• [The problem]:
Wherever "used" appears in a line, copy that line.
---------------
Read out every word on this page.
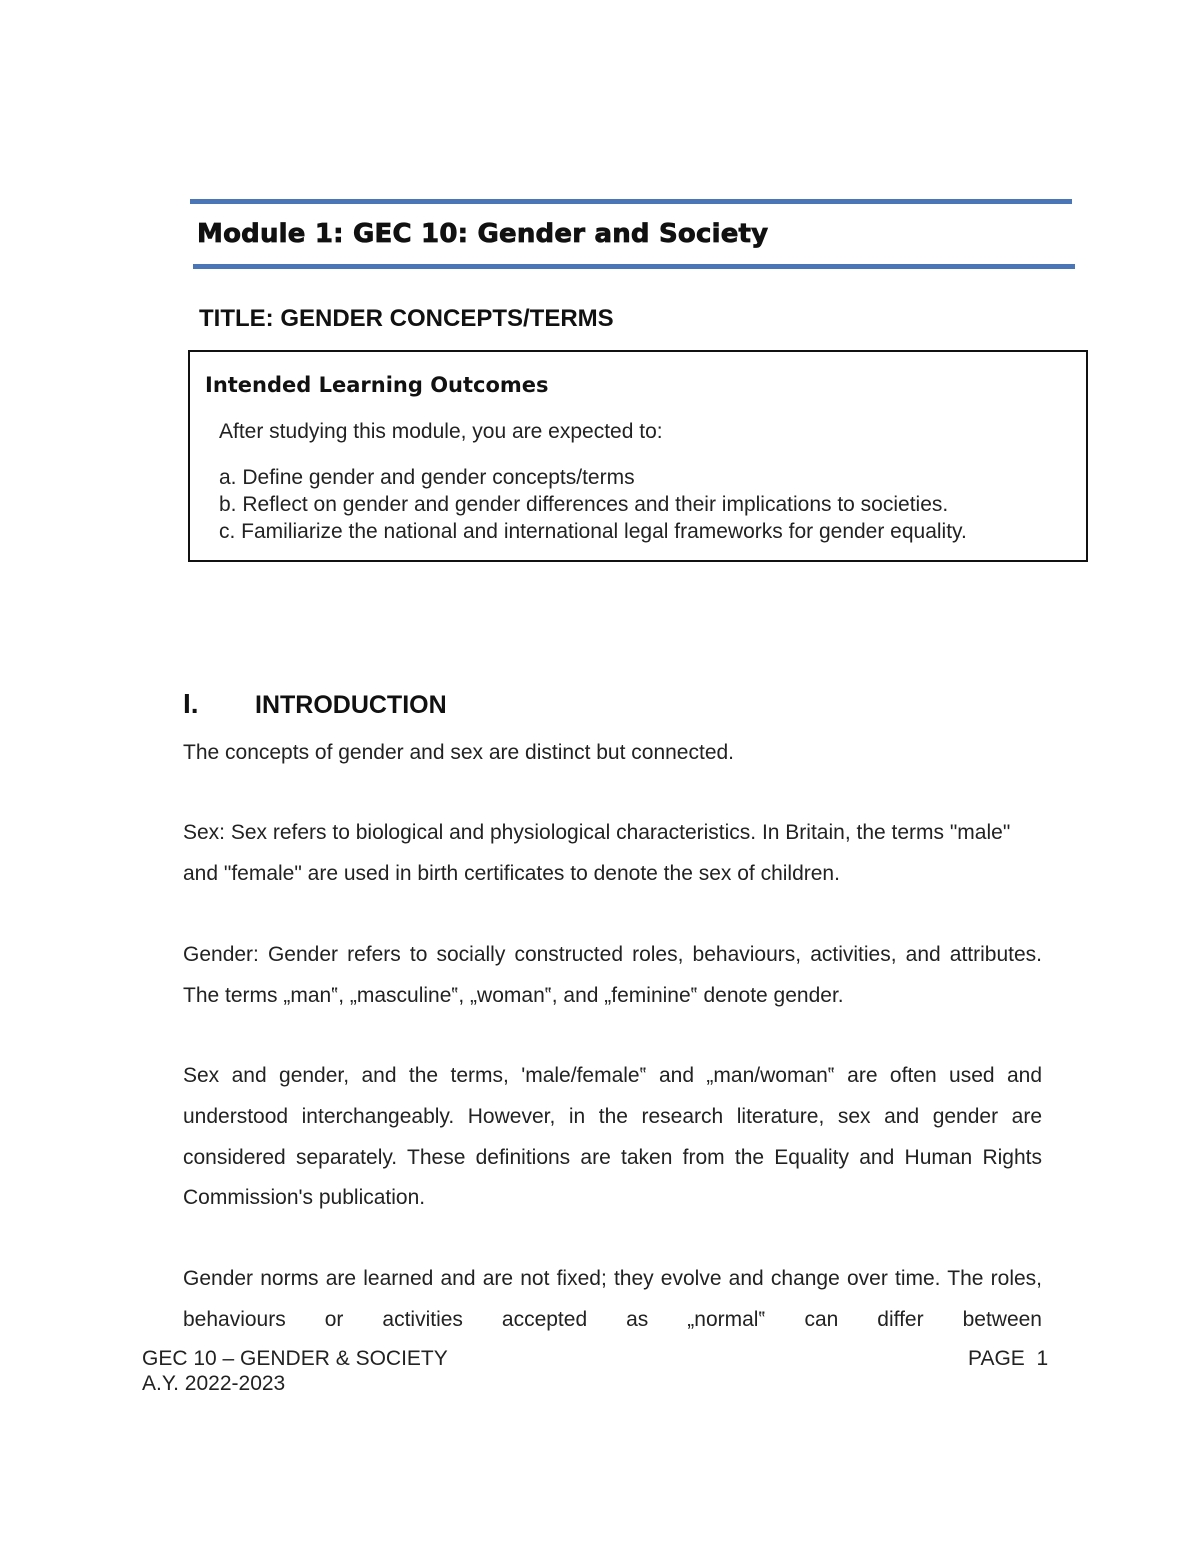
Module 1: GEC 10: Gender and Society
TITLE: GENDER CONCEPTS/TERMS
Intended Learning Outcomes
After studying this module, you are expected to:
a. Define gender and gender concepts/terms
b. Reflect on gender and gender differences and their implications to societies.
c. Familiarize the national and international legal frameworks for gender equality.
I. INTRODUCTION

The concepts of gender and sex are distinct but connected.

Sex: Sex refers to biological and physiological characteristics. In Britain, the terms "male" and "female" are used in birth certificates to denote the sex of children.

Gender: Gender refers to socially constructed roles, behaviours, activities, and attributes. The terms „man‟, „masculine‟, „woman‟, and „feminine‟ denote gender.

Sex and gender, and the terms, 'male/female‟ and „man/woman‟ are often used and understood interchangeably. However, in the research literature, sex and gender are considered separately. These definitions are taken from the Equality and Human Rights Commission's publication.

Gender norms are learned and are not fixed; they evolve and change over time. The roles, behaviours or activities accepted as „normal‟ can differ between

GEC 10 – GENDER & SOCIETY
A.Y. 2022-2023
PAGE  1
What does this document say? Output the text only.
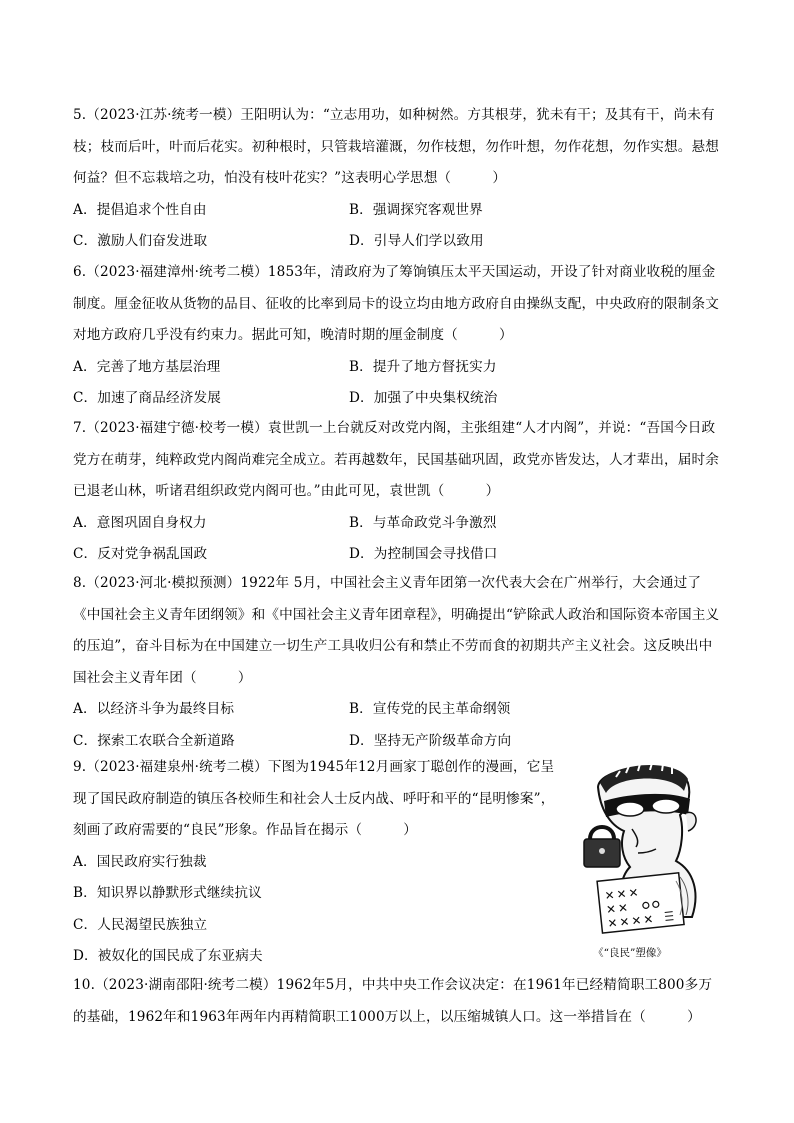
5.（2023·江苏·统考一模）王阳明认为：“立志用功，如种树然。方其根芽，犹未有干；及其有干，尚未有枝；枝而后叶，叶而后花实。初种根时，只管栽培灌溉，勿作枝想，勿作叶想，勿作花想，勿作实想。悬想何益？但不忘栽培之功，怕没有枝叶花实？”这表明心学思想（　　　）

A．提倡追求个性自由	B．强调探究客观世界
C．激励人们奋发进取	D．引导人们学以致用

6.（2023·福建漳州·统考二模）1853年，清政府为了筹饷镇压太平天国运动，开设了针对商业收税的厘金制度。厘金征收从货物的品目、征收的比率到局卡的设立均由地方政府自由操纵支配，中央政府的限制条文对地方政府几乎没有约束力。据此可知，晚清时期的厘金制度（　　　）

A．完善了地方基层治理	B．提升了地方督抚实力
C．加速了商品经济发展	D．加强了中央集权统治

7.（2023·福建宁德·校考一模）袁世凯一上台就反对改党内阁，主张组建“人才内阁”，并说：“吾国今日政党方在萌芽，纯粹政党内阁尚难完全成立。若再越数年，民国基础巩固，政党亦皆发达，人才辈出，届时余已退老山林，听诸君组织政党内阁可也。”由此可见，袁世凯（　　　）

A．意图巩固自身权力	B．与革命政党斗争激烈
C．反对党争祸乱国政	D．为控制国会寻找借口

8.（2023·河北·模拟预测）1922年 5月，中国社会主义青年团第一次代表大会在广州举行，大会通过了《中国社会主义青年团纲领》和《中国社会主义青年团章程》，明确提出“铲除武人政治和国际资本帝国主义的压迫”，奋斗目标为在中国建立一切生产工具收归公有和禁止不劳而食的初期共产主义社会。这反映出中国社会主义青年团（　　　）

A．以经济斗争为最终目标	B．宣传党的民主革命纲领
C．探索工农联合全新道路	D．坚持无产阶级革命方向

9.（2023·福建泉州·统考二模）下图为1945年12月画家丁聪创作的漫画，它呈现了国民政府制造的镇压各校师生和社会人士反内战、呼吁和平的“昆明惨案”，刻画了政府需要的“良民”形象。作品旨在揭示（　　　）

A．国民政府实行独裁
B．知识界以静默形式继续抗议
C．人民渴望民族独立
D．被奴化的国民成了东亚病夫	《“良民”塑像》

10.（2023·湖南邵阳·统考二模）1962年5月，中共中央工作会议决定：在1961年已经精简职工800多万的基础，1962年和1963年两年内再精简职工1000万以上，以压缩城镇人口。这一举措旨在（　　　）
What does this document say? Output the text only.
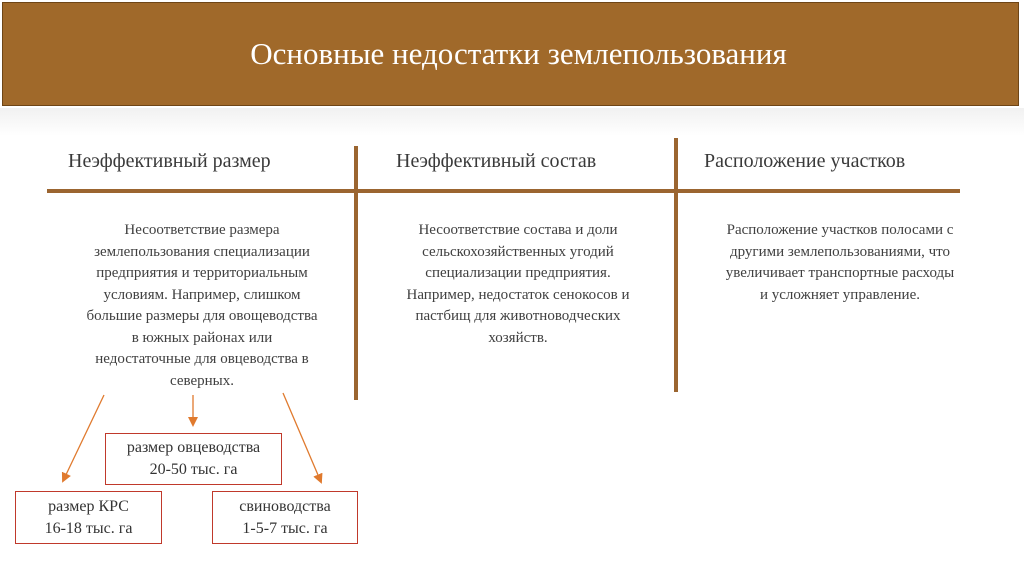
Основные недостатки землепользования
Неэффективный размер	Неэффективный состав	Расположение участков
Несоответствие размера
землепользования специализации
предприятия и территориальным
условиям. Например, слишком
большие размеры для овощеводства
в южных районах или
недостаточные для овцеводства в
северных.
Несоответствие состава и доли
сельскохозяйственных угодий
специализации предприятия.
Например, недостаток сенокосов и
пастбищ для животноводческих
хозяйств.
Расположение участков полосами с
другими землепользованиями, что
увеличивает транспортные расходы
и усложняет управление.
размер КРС
16-18 тыс. га
размер овцеводства
20-50 тыс. га
свиноводства
1-5-7 тыс. га
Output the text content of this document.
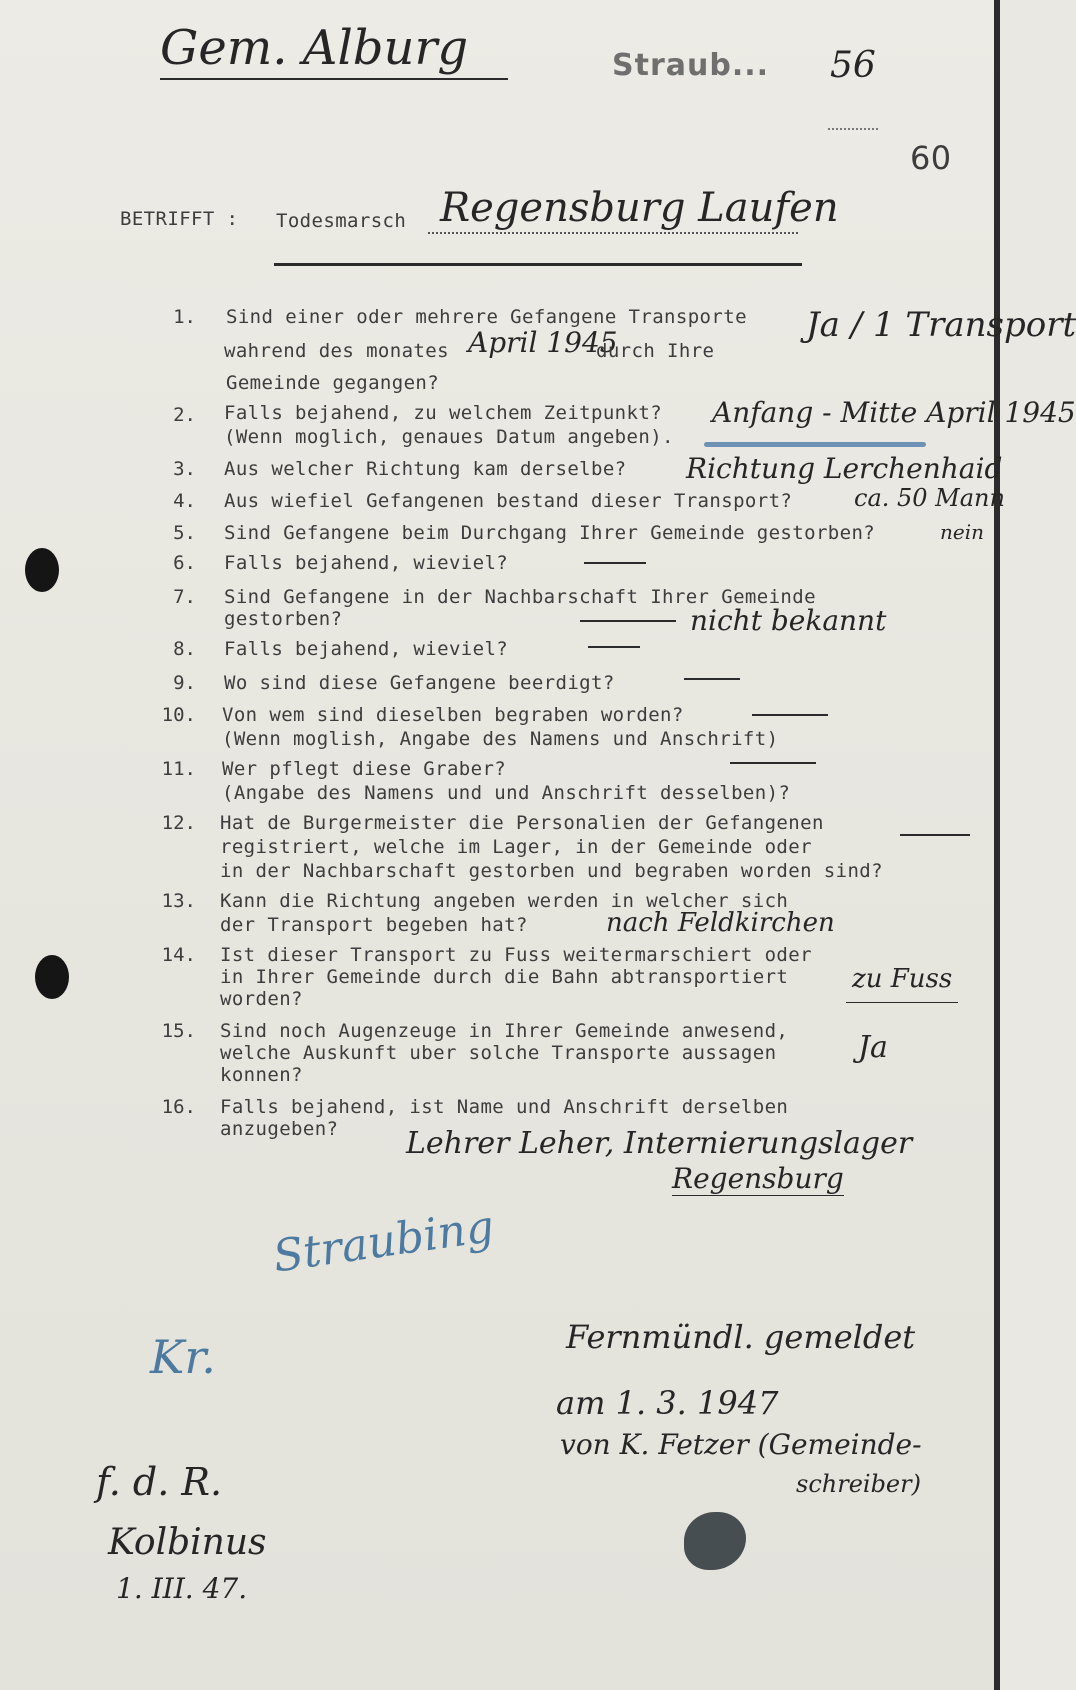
Gem. Alburg	Straub... 56
60
BETRIFFT : Todesmarsch Regensburg Laufen
1. Sind einer oder mehrere Gefangene Transporte
wahrend des monates April 1945
durch Ihre
Gemeinde gegangen?
Ja / 1 Transport
2. Falls bejahend, zu welchem Zeitpunkt?
(Wenn moglich, genaues Datum angeben).
Anfang - Mitte April 1945
3. Aus welcher Richtung kam derselbe? Richtung Lerchenhaid
4. Aus wiefiel Gefangenen bestand dieser Transport?	ca. 50 Mann
5. Sind Gefangene beim Durchgang Ihrer Gemeinde gestorben?	nein
6. Falls bejahend, wieviel?
7. Sind Gefangene in der Nachbarschaft Ihrer Gemeinde
gestorben?	nicht bekannt
8. Falls bejahend, wieviel?
9. Wo sind diese Gefangene beerdigt?
10. Von wem sind dieselben begraben worden?
(Wenn moglish, Angabe des Namens und Anschrift)
11. Wer pflegt diese Graber?
(Angabe des Namens und und Anschrift desselben)?
12. Hat de Burgermeister die Personalien der Gefangenen
registriert, welche im Lager, in der Gemeinde oder
in der Nachbarschaft gestorben und begraben worden sind?
13. Kann die Richtung angeben werden in welcher sich
der Transport begeben hat?	nach Feldkirchen
14. Ist dieser Transport zu Fuss weitermarschiert oder
in Ihrer Gemeinde durch die Bahn abtransportiert
worden?
zu Fuss
15. Sind noch Augenzeuge in Ihrer Gemeinde anwesend,
welche Auskunft uber solche Transporte aussagen
konnen?
Ja
16. Falls bejahend, ist Name und Anschrift derselben
anzugeben? Lehrer Leher, Internierungslager
Regensburg
Straubing
Kr.	Fernmündl. gemeldet
am 1. 3. 1947
von K. Fetzer (Gemeinde-
schreiber)
f. d. R.
Kolbinus
1. III. 47.
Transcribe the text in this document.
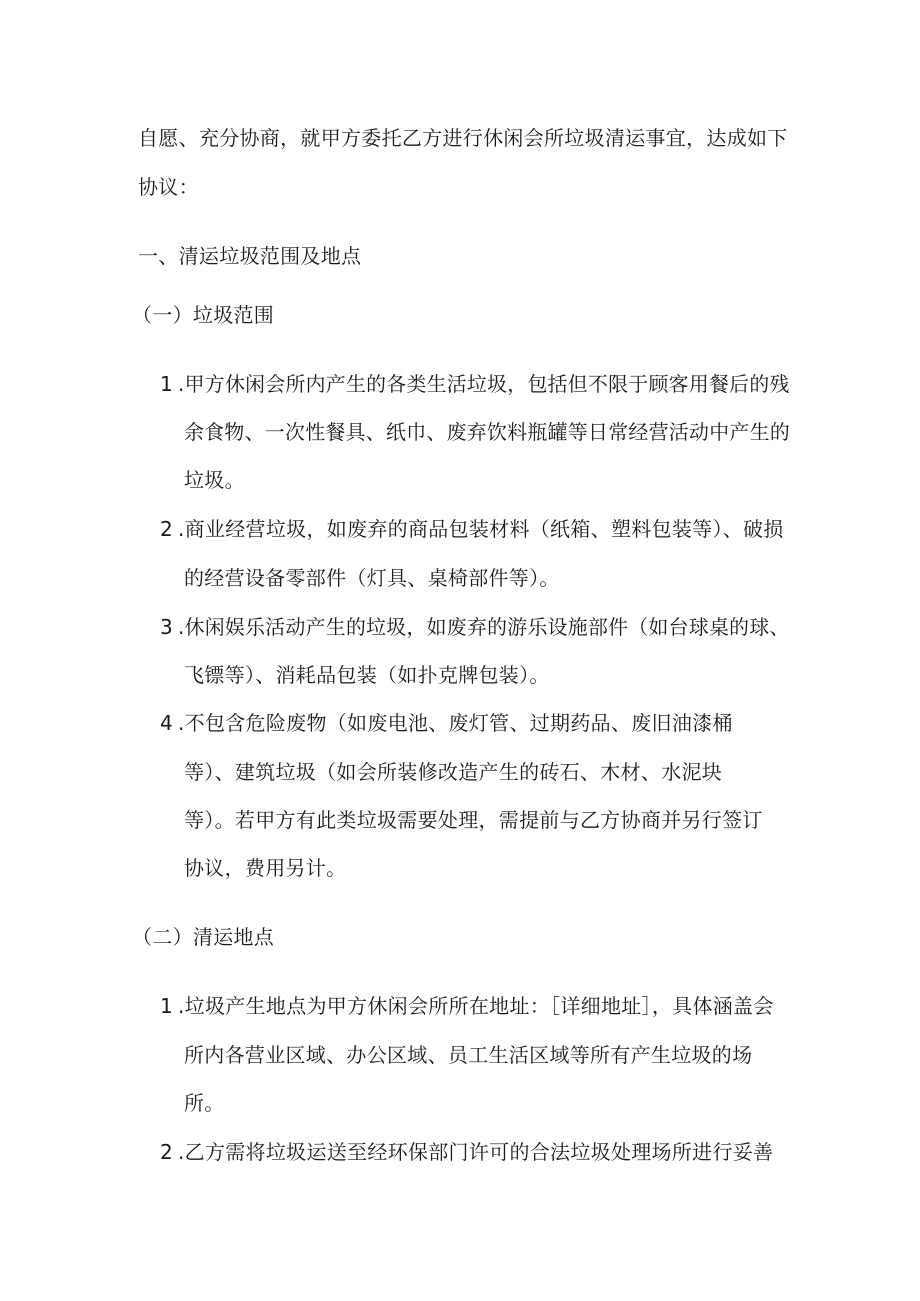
自愿、充分协商，就甲方委托乙方进行休闲会所垃圾清运事宜，达成如下
协议：
一、清运垃圾范围及地点
（一）垃圾范围
1 .甲方休闲会所内产生的各类生活垃圾，包括但不限于顾客用餐后的残
余食物、一次性餐具、纸巾、废弃饮料瓶罐等日常经营活动中产生的
垃圾。
2 .商业经营垃圾，如废弃的商品包装材料（纸箱、塑料包装等）、破损
的经营设备零部件（灯具、桌椅部件等）。
3 .休闲娱乐活动产生的垃圾，如废弃的游乐设施部件（如台球桌的球、
飞镖等）、消耗品包装（如扑克牌包装）。
4 .不包含危险废物（如废电池、废灯管、过期药品、废旧油漆桶
等）、建筑垃圾（如会所装修改造产生的砖石、木材、水泥块
等）。若甲方有此类垃圾需要处理，需提前与乙方协商并另行签订
协议，费用另计。
（二）清运地点
1 .垃圾产生地点为甲方休闲会所所在地址：［详细地址］，具体涵盖会
所内各营业区域、办公区域、员工生活区域等所有产生垃圾的场
所。
2 .乙方需将垃圾运送至经环保部门许可的合法垃圾处理场所进行妥善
---------------
• [Task result]:
Sex: Sex refers to biological and physiological characteristics. In Britain, the terms "male" and "female" are used in birth certificates to denote the sex of children.
Sex and gender, and the terms, 'male/female‟ and „man/woman‟ are often used and understood interchangeably. However, in the research literature, sex and gender are considered separately. These definitions are taken from the Equality and Human Rights Commission's publication.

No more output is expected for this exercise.